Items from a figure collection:
_ _ _
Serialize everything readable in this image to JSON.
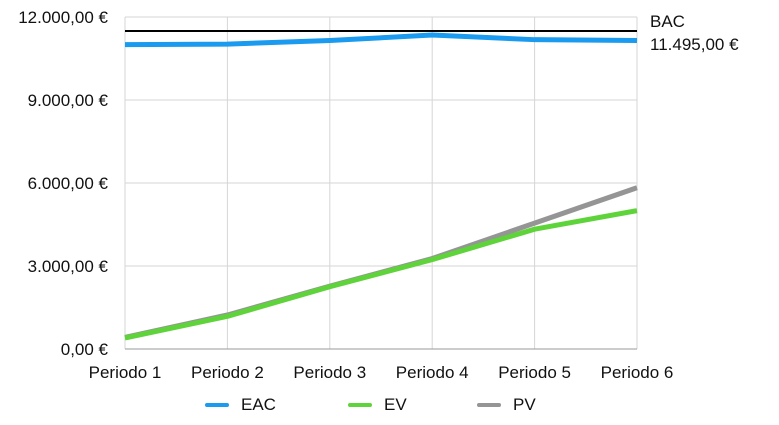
{
  "chart_data": {
    "type": "line",
    "categories": [
      "Periodo 1",
      "Periodo 2",
      "Periodo 3",
      "Periodo 4",
      "Periodo 5",
      "Periodo 6"
    ],
    "ylim": [
      0,
      12000
    ],
    "yticks": [
      0,
      3000,
      6000,
      9000,
      12000
    ],
    "ytick_labels": [
      "0,00 €",
      "3.000,00 €",
      "6.000,00 €",
      "9.000,00 €",
      "12.000,00 €"
    ],
    "grid": true,
    "legend_position": "bottom",
    "series": [
      {
        "name": "EAC",
        "color": "#1a9bef",
        "values": [
          11000,
          11020,
          11150,
          11350,
          11180,
          11150
        ]
      },
      {
        "name": "EV",
        "color": "#5ed43a",
        "values": [
          400,
          1180,
          2250,
          3230,
          4330,
          5000
        ]
      },
      {
        "name": "PV",
        "color": "#959595",
        "values": [
          420,
          1230,
          2270,
          3270,
          4550,
          5830
        ]
      }
    ],
    "reference_line": {
      "name": "BAC",
      "value": 11495,
      "value_label": "11.495,00 €",
      "color": "#000000"
    }
  }
}
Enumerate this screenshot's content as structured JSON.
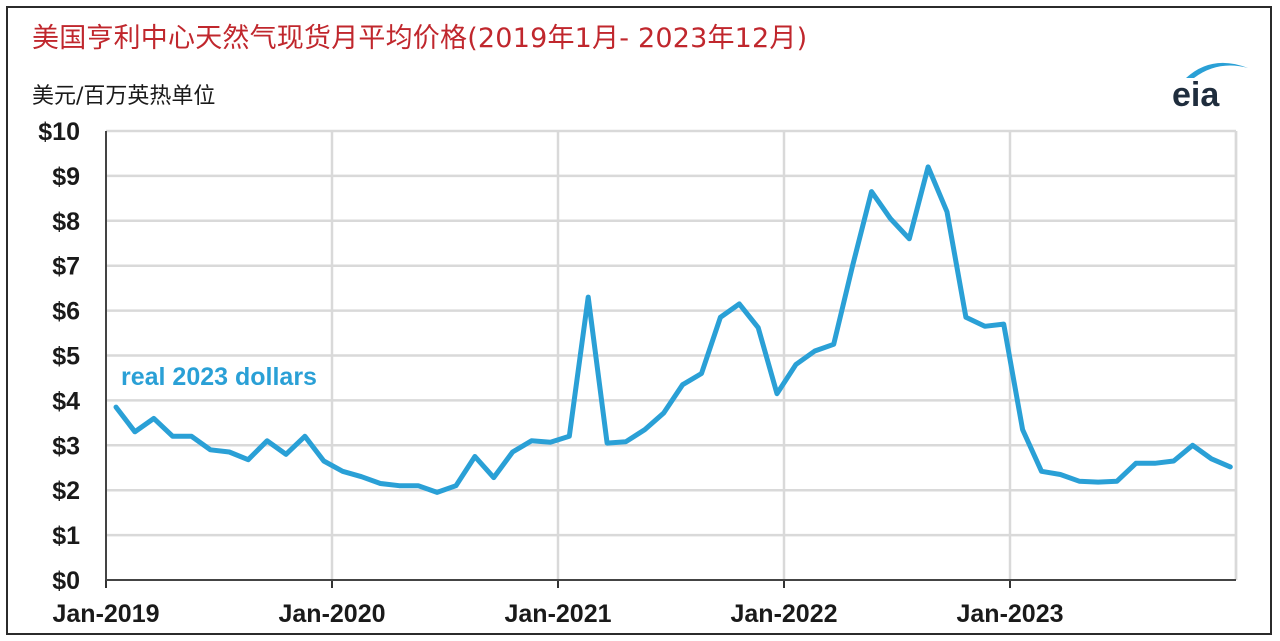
_ _ _
**Stated task**
Where a line of the entries contains the word "color", copy that line.

**Result of the exercise**
        "color": "#1a9bef",
        "color": "#5ed43a",
        "color": "#959595",
      "color": "#000000"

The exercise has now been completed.